YOUR GOAL:
Pick out all lines in the listing holding the string "this" and copy them.

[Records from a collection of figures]
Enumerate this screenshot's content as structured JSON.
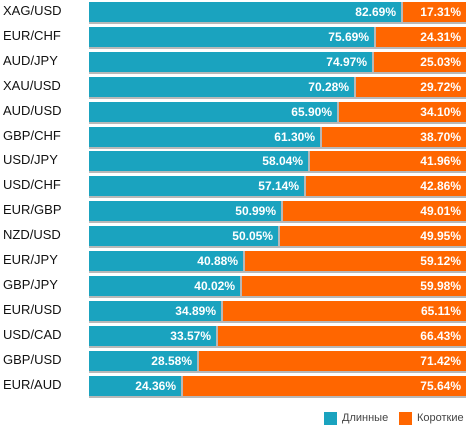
{
  "chart_data": {
    "type": "bar",
    "orientation": "horizontal",
    "stacked": true,
    "categories": [
      "XAG/USD",
      "EUR/CHF",
      "AUD/JPY",
      "XAU/USD",
      "AUD/USD",
      "GBP/CHF",
      "USD/JPY",
      "USD/CHF",
      "EUR/GBP",
      "NZD/USD",
      "EUR/JPY",
      "GBP/JPY",
      "EUR/USD",
      "USD/CAD",
      "GBP/USD",
      "EUR/AUD"
    ],
    "series": [
      {
        "name": "Длинные",
        "color": "#1aa3bf",
        "values": [
          82.69,
          75.69,
          74.97,
          70.28,
          65.9,
          61.3,
          58.04,
          57.14,
          50.99,
          50.05,
          40.88,
          40.02,
          34.89,
          33.57,
          28.58,
          24.36
        ],
        "labels": [
          "82.69%",
          "75.69%",
          "74.97%",
          "70.28%",
          "65.90%",
          "61.30%",
          "58.04%",
          "57.14%",
          "50.99%",
          "50.05%",
          "40.88%",
          "40.02%",
          "34.89%",
          "33.57%",
          "28.58%",
          "24.36%"
        ]
      },
      {
        "name": "Короткие",
        "color": "#ff6600",
        "values": [
          17.31,
          24.31,
          25.03,
          29.72,
          34.1,
          38.7,
          41.96,
          42.86,
          49.01,
          49.95,
          59.12,
          59.98,
          65.11,
          66.43,
          71.42,
          75.64
        ],
        "labels": [
          "17.31%",
          "24.31%",
          "25.03%",
          "29.72%",
          "34.10%",
          "38.70%",
          "41.96%",
          "42.86%",
          "49.01%",
          "49.95%",
          "59.12%",
          "59.98%",
          "65.11%",
          "66.43%",
          "71.42%",
          "75.64%"
        ]
      }
    ],
    "xlim": [
      0,
      100
    ],
    "legend_position": "bottom-right",
    "grid": false
  }
}
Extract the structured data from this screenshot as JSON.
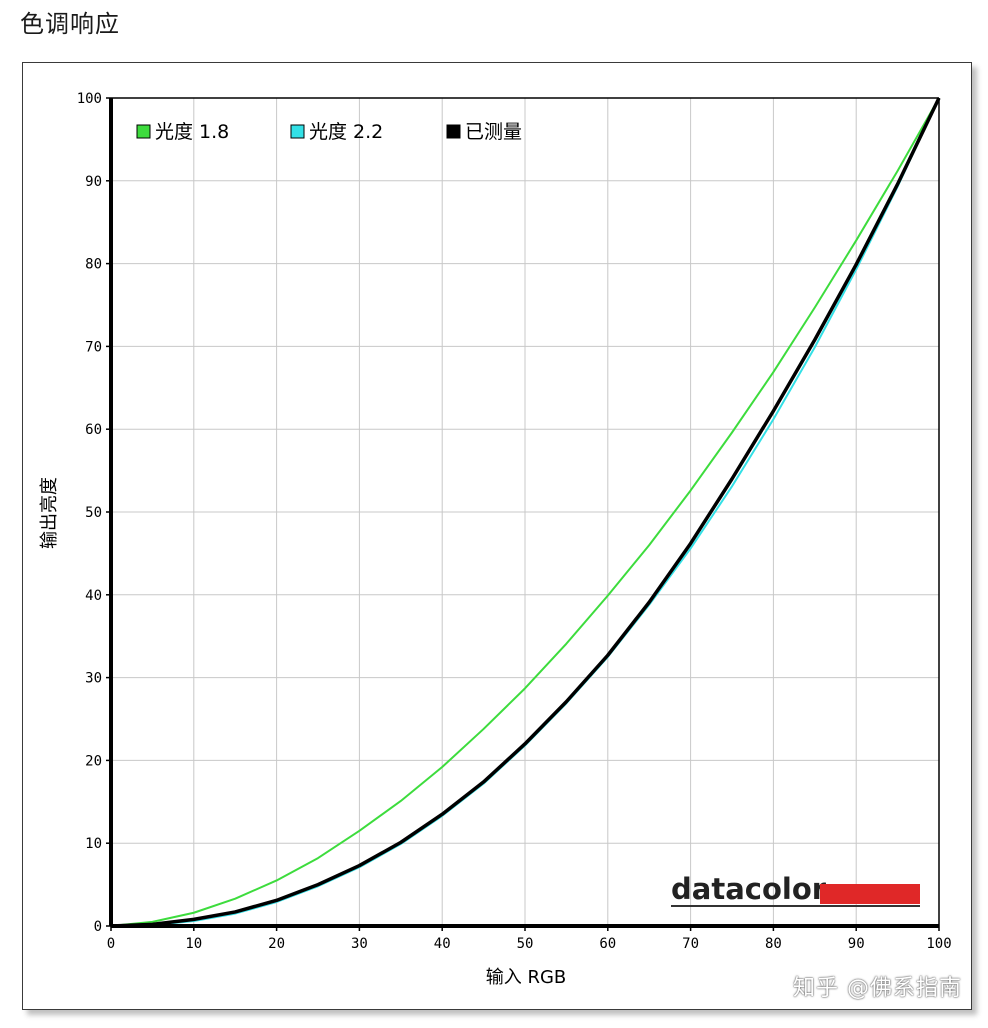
{
  "page": {
    "title": "色调响应",
    "watermark": "知乎 @佛系指南",
    "logo_text": "datacolor"
  },
  "colors": {
    "gamma18": "#3ddc3d",
    "gamma22": "#33e0e6",
    "measured": "#000000",
    "logo_bar": "#e02828",
    "grid": "#c8c8c8"
  },
  "chart_data": {
    "type": "line",
    "title": "",
    "xlabel": "输入 RGB",
    "ylabel": "输出亮度",
    "xlim": [
      0,
      100
    ],
    "ylim": [
      0,
      100
    ],
    "xticks": [
      "0",
      "10",
      "20",
      "30",
      "40",
      "50",
      "60",
      "70",
      "80",
      "90",
      "100"
    ],
    "yticks": [
      "0",
      "10",
      "20",
      "30",
      "40",
      "50",
      "60",
      "70",
      "80",
      "90",
      "100"
    ],
    "grid": true,
    "legend_position": "top-left",
    "x": [
      0,
      5,
      10,
      15,
      20,
      25,
      30,
      35,
      40,
      45,
      50,
      55,
      60,
      65,
      70,
      75,
      80,
      85,
      90,
      95,
      100
    ],
    "series": [
      {
        "name": "光度 1.8",
        "color": "#3ddc3d",
        "values": [
          0,
          0.5,
          1.6,
          3.3,
          5.5,
          8.2,
          11.5,
          15.1,
          19.2,
          23.8,
          28.7,
          34.1,
          39.9,
          46.0,
          52.6,
          59.6,
          66.9,
          74.7,
          82.8,
          91.2,
          100
        ]
      },
      {
        "name": "光度 2.2",
        "color": "#33e0e6",
        "values": [
          0,
          0.1,
          0.6,
          1.5,
          2.9,
          4.8,
          7.1,
          9.9,
          13.3,
          17.2,
          21.8,
          26.9,
          32.5,
          38.8,
          45.6,
          53.1,
          61.2,
          69.9,
          79.3,
          89.3,
          100
        ]
      },
      {
        "name": "已测量",
        "color": "#000000",
        "values": [
          0,
          0.2,
          0.8,
          1.7,
          3.1,
          5.0,
          7.3,
          10.1,
          13.5,
          17.4,
          22.0,
          27.1,
          32.7,
          39.1,
          46.2,
          54.0,
          62.2,
          70.8,
          79.9,
          89.6,
          100
        ]
      }
    ]
  }
}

OUTPUT BELOW:
Enumerate this screenshot's content as structured JSON.
Extract the structured data from this screenshot as JSON.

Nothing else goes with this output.